[Start of PROVIDED MATERIAL]

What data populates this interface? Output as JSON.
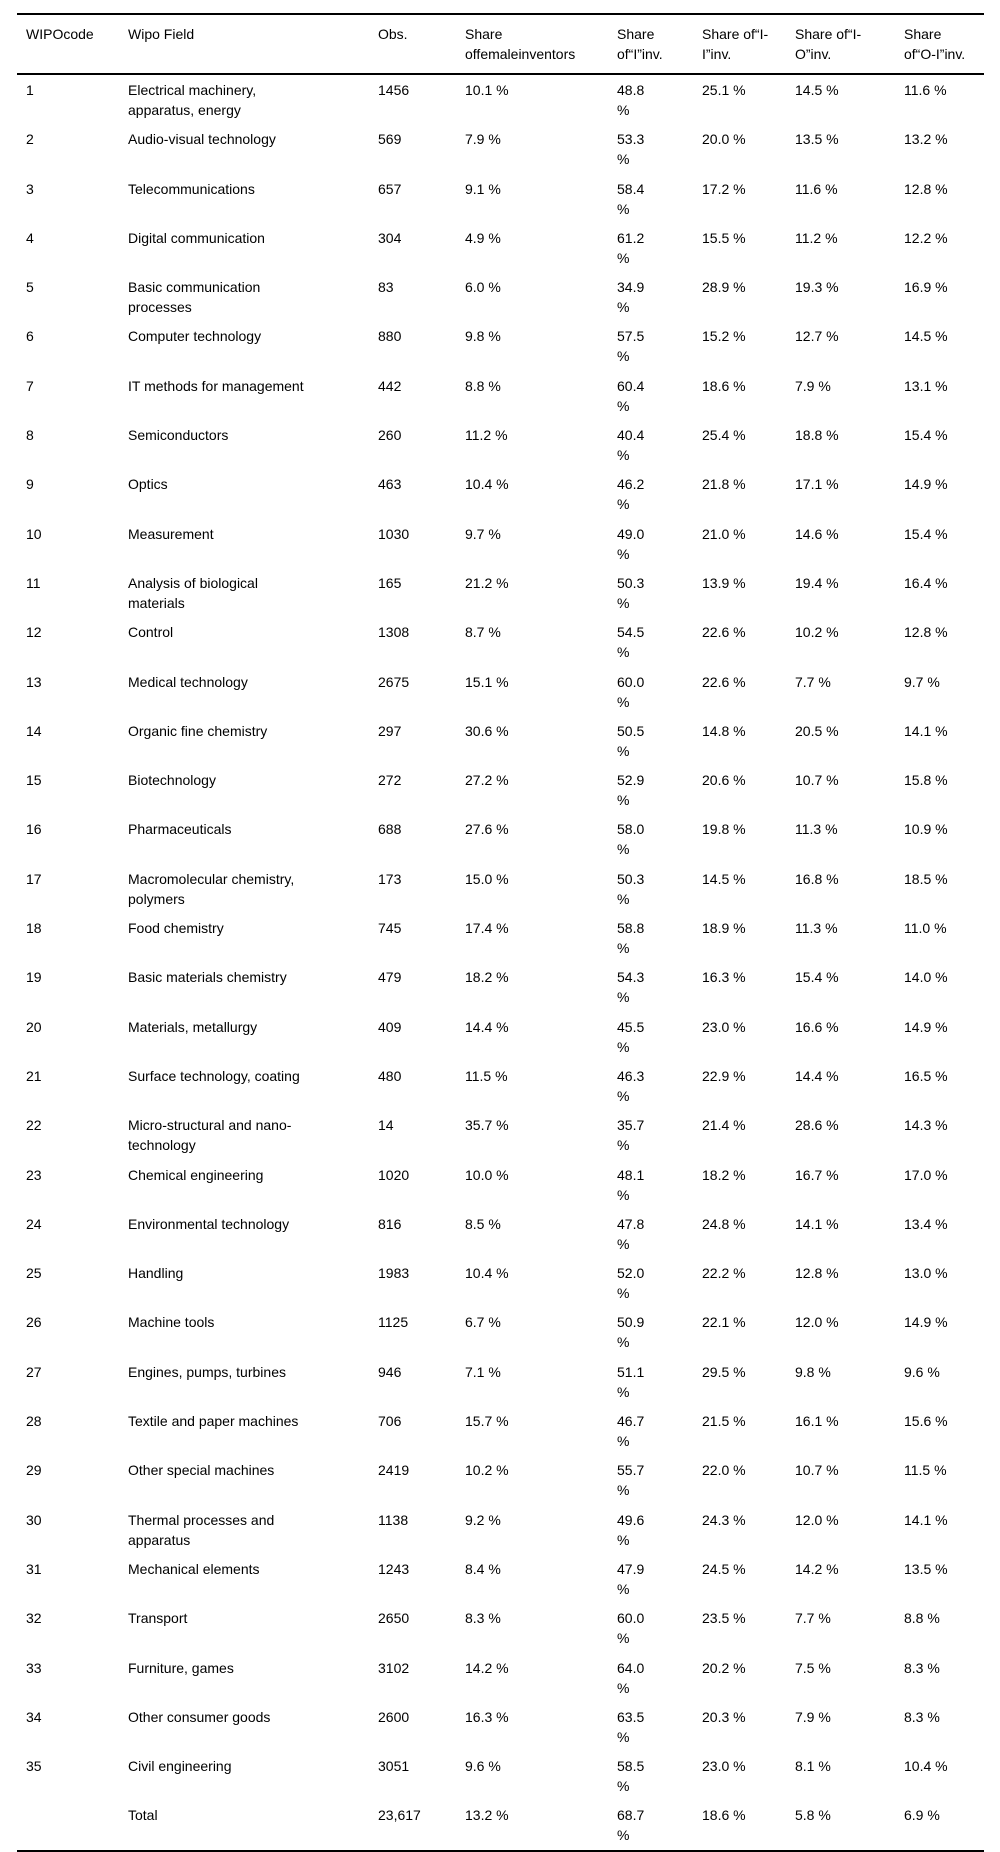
{
  "table": {
    "columns": [
      {
        "id": "wipo_code",
        "lines": [
          "WIPOcode"
        ]
      },
      {
        "id": "field",
        "lines": [
          "Wipo Field"
        ]
      },
      {
        "id": "obs",
        "lines": [
          "Obs."
        ]
      },
      {
        "id": "share_female",
        "lines": [
          "Share",
          "offemaleinventors"
        ]
      },
      {
        "id": "share_i",
        "lines": [
          "Share",
          "of“I”inv."
        ]
      },
      {
        "id": "share_ii",
        "lines": [
          "Share of“I-",
          "I”inv."
        ]
      },
      {
        "id": "share_io",
        "lines": [
          "Share of“I-",
          "O”inv."
        ]
      },
      {
        "id": "share_oi",
        "lines": [
          "Share",
          "of“O-I”inv."
        ]
      }
    ],
    "rows": [
      {
        "wipo_code": "1",
        "field": "Electrical machinery, apparatus, energy",
        "obs": "1456",
        "share_female": "10.1 %",
        "share_i": "48.8 %",
        "share_ii": "25.1 %",
        "share_io": "14.5 %",
        "share_oi": "11.6 %"
      },
      {
        "wipo_code": "2",
        "field": "Audio-visual technology",
        "obs": "569",
        "share_female": "7.9 %",
        "share_i": "53.3 %",
        "share_ii": "20.0 %",
        "share_io": "13.5 %",
        "share_oi": "13.2 %"
      },
      {
        "wipo_code": "3",
        "field": "Telecommunications",
        "obs": "657",
        "share_female": "9.1 %",
        "share_i": "58.4 %",
        "share_ii": "17.2 %",
        "share_io": "11.6 %",
        "share_oi": "12.8 %"
      },
      {
        "wipo_code": "4",
        "field": "Digital communication",
        "obs": "304",
        "share_female": "4.9 %",
        "share_i": "61.2 %",
        "share_ii": "15.5 %",
        "share_io": "11.2 %",
        "share_oi": "12.2 %"
      },
      {
        "wipo_code": "5",
        "field": "Basic communication processes",
        "obs": "83",
        "share_female": "6.0 %",
        "share_i": "34.9 %",
        "share_ii": "28.9 %",
        "share_io": "19.3 %",
        "share_oi": "16.9 %"
      },
      {
        "wipo_code": "6",
        "field": "Computer technology",
        "obs": "880",
        "share_female": "9.8 %",
        "share_i": "57.5 %",
        "share_ii": "15.2 %",
        "share_io": "12.7 %",
        "share_oi": "14.5 %"
      },
      {
        "wipo_code": "7",
        "field": "IT methods for management",
        "obs": "442",
        "share_female": "8.8 %",
        "share_i": "60.4 %",
        "share_ii": "18.6 %",
        "share_io": "7.9 %",
        "share_oi": "13.1 %"
      },
      {
        "wipo_code": "8",
        "field": "Semiconductors",
        "obs": "260",
        "share_female": "11.2 %",
        "share_i": "40.4 %",
        "share_ii": "25.4 %",
        "share_io": "18.8 %",
        "share_oi": "15.4 %"
      },
      {
        "wipo_code": "9",
        "field": "Optics",
        "obs": "463",
        "share_female": "10.4 %",
        "share_i": "46.2 %",
        "share_ii": "21.8 %",
        "share_io": "17.1 %",
        "share_oi": "14.9 %"
      },
      {
        "wipo_code": "10",
        "field": "Measurement",
        "obs": "1030",
        "share_female": "9.7 %",
        "share_i": "49.0 %",
        "share_ii": "21.0 %",
        "share_io": "14.6 %",
        "share_oi": "15.4 %"
      },
      {
        "wipo_code": "11",
        "field": "Analysis of biological materials",
        "obs": "165",
        "share_female": "21.2 %",
        "share_i": "50.3 %",
        "share_ii": "13.9 %",
        "share_io": "19.4 %",
        "share_oi": "16.4 %"
      },
      {
        "wipo_code": "12",
        "field": "Control",
        "obs": "1308",
        "share_female": "8.7 %",
        "share_i": "54.5 %",
        "share_ii": "22.6 %",
        "share_io": "10.2 %",
        "share_oi": "12.8 %"
      },
      {
        "wipo_code": "13",
        "field": "Medical technology",
        "obs": "2675",
        "share_female": "15.1 %",
        "share_i": "60.0 %",
        "share_ii": "22.6 %",
        "share_io": "7.7 %",
        "share_oi": "9.7 %"
      },
      {
        "wipo_code": "14",
        "field": "Organic fine chemistry",
        "obs": "297",
        "share_female": "30.6 %",
        "share_i": "50.5 %",
        "share_ii": "14.8 %",
        "share_io": "20.5 %",
        "share_oi": "14.1 %"
      },
      {
        "wipo_code": "15",
        "field": "Biotechnology",
        "obs": "272",
        "share_female": "27.2 %",
        "share_i": "52.9 %",
        "share_ii": "20.6 %",
        "share_io": "10.7 %",
        "share_oi": "15.8 %"
      },
      {
        "wipo_code": "16",
        "field": "Pharmaceuticals",
        "obs": "688",
        "share_female": "27.6 %",
        "share_i": "58.0 %",
        "share_ii": "19.8 %",
        "share_io": "11.3 %",
        "share_oi": "10.9 %"
      },
      {
        "wipo_code": "17",
        "field": "Macromolecular chemistry, polymers",
        "obs": "173",
        "share_female": "15.0 %",
        "share_i": "50.3 %",
        "share_ii": "14.5 %",
        "share_io": "16.8 %",
        "share_oi": "18.5 %"
      },
      {
        "wipo_code": "18",
        "field": "Food chemistry",
        "obs": "745",
        "share_female": "17.4 %",
        "share_i": "58.8 %",
        "share_ii": "18.9 %",
        "share_io": "11.3 %",
        "share_oi": "11.0 %"
      },
      {
        "wipo_code": "19",
        "field": "Basic materials chemistry",
        "obs": "479",
        "share_female": "18.2 %",
        "share_i": "54.3 %",
        "share_ii": "16.3 %",
        "share_io": "15.4 %",
        "share_oi": "14.0 %"
      },
      {
        "wipo_code": "20",
        "field": "Materials, metallurgy",
        "obs": "409",
        "share_female": "14.4 %",
        "share_i": "45.5 %",
        "share_ii": "23.0 %",
        "share_io": "16.6 %",
        "share_oi": "14.9 %"
      },
      {
        "wipo_code": "21",
        "field": "Surface technology, coating",
        "obs": "480",
        "share_female": "11.5 %",
        "share_i": "46.3 %",
        "share_ii": "22.9 %",
        "share_io": "14.4 %",
        "share_oi": "16.5 %"
      },
      {
        "wipo_code": "22",
        "field": "Micro-structural and nano-technology",
        "obs": "14",
        "share_female": "35.7 %",
        "share_i": "35.7 %",
        "share_ii": "21.4 %",
        "share_io": "28.6 %",
        "share_oi": "14.3 %"
      },
      {
        "wipo_code": "23",
        "field": "Chemical engineering",
        "obs": "1020",
        "share_female": "10.0 %",
        "share_i": "48.1 %",
        "share_ii": "18.2 %",
        "share_io": "16.7 %",
        "share_oi": "17.0 %"
      },
      {
        "wipo_code": "24",
        "field": "Environmental technology",
        "obs": "816",
        "share_female": "8.5 %",
        "share_i": "47.8 %",
        "share_ii": "24.8 %",
        "share_io": "14.1 %",
        "share_oi": "13.4 %"
      },
      {
        "wipo_code": "25",
        "field": "Handling",
        "obs": "1983",
        "share_female": "10.4 %",
        "share_i": "52.0 %",
        "share_ii": "22.2 %",
        "share_io": "12.8 %",
        "share_oi": "13.0 %"
      },
      {
        "wipo_code": "26",
        "field": "Machine tools",
        "obs": "1125",
        "share_female": "6.7 %",
        "share_i": "50.9 %",
        "share_ii": "22.1 %",
        "share_io": "12.0 %",
        "share_oi": "14.9 %"
      },
      {
        "wipo_code": "27",
        "field": "Engines, pumps, turbines",
        "obs": "946",
        "share_female": "7.1 %",
        "share_i": "51.1 %",
        "share_ii": "29.5 %",
        "share_io": "9.8 %",
        "share_oi": "9.6 %"
      },
      {
        "wipo_code": "28",
        "field": "Textile and paper machines",
        "obs": "706",
        "share_female": "15.7 %",
        "share_i": "46.7 %",
        "share_ii": "21.5 %",
        "share_io": "16.1 %",
        "share_oi": "15.6 %"
      },
      {
        "wipo_code": "29",
        "field": "Other special machines",
        "obs": "2419",
        "share_female": "10.2 %",
        "share_i": "55.7 %",
        "share_ii": "22.0 %",
        "share_io": "10.7 %",
        "share_oi": "11.5 %"
      },
      {
        "wipo_code": "30",
        "field": "Thermal processes and apparatus",
        "obs": "1138",
        "share_female": "9.2 %",
        "share_i": "49.6 %",
        "share_ii": "24.3 %",
        "share_io": "12.0 %",
        "share_oi": "14.1 %"
      },
      {
        "wipo_code": "31",
        "field": "Mechanical elements",
        "obs": "1243",
        "share_female": "8.4 %",
        "share_i": "47.9 %",
        "share_ii": "24.5 %",
        "share_io": "14.2 %",
        "share_oi": "13.5 %"
      },
      {
        "wipo_code": "32",
        "field": "Transport",
        "obs": "2650",
        "share_female": "8.3 %",
        "share_i": "60.0 %",
        "share_ii": "23.5 %",
        "share_io": "7.7 %",
        "share_oi": "8.8 %"
      },
      {
        "wipo_code": "33",
        "field": "Furniture, games",
        "obs": "3102",
        "share_female": "14.2 %",
        "share_i": "64.0 %",
        "share_ii": "20.2 %",
        "share_io": "7.5 %",
        "share_oi": "8.3 %"
      },
      {
        "wipo_code": "34",
        "field": "Other consumer goods",
        "obs": "2600",
        "share_female": "16.3 %",
        "share_i": "63.5 %",
        "share_ii": "20.3 %",
        "share_io": "7.9 %",
        "share_oi": "8.3 %"
      },
      {
        "wipo_code": "35",
        "field": "Civil engineering",
        "obs": "3051",
        "share_female": "9.6 %",
        "share_i": "58.5 %",
        "share_ii": "23.0 %",
        "share_io": "8.1 %",
        "share_oi": "10.4 %"
      }
    ],
    "total_row": {
      "wipo_code": "",
      "field": "Total",
      "obs": "23,617",
      "share_female": "13.2 %",
      "share_i": "68.7 %",
      "share_ii": "18.6 %",
      "share_io": "5.8 %",
      "share_oi": "6.9 %"
    }
  }
}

[End of PROVIDED MATERIAL]

Please list every line of the records that contains "chemistry".

### SOLUTION BELOW
        "field": "Organic fine chemistry",
        "field": "Macromolecular chemistry, polymers",
        "field": "Food chemistry",
        "field": "Basic materials chemistry",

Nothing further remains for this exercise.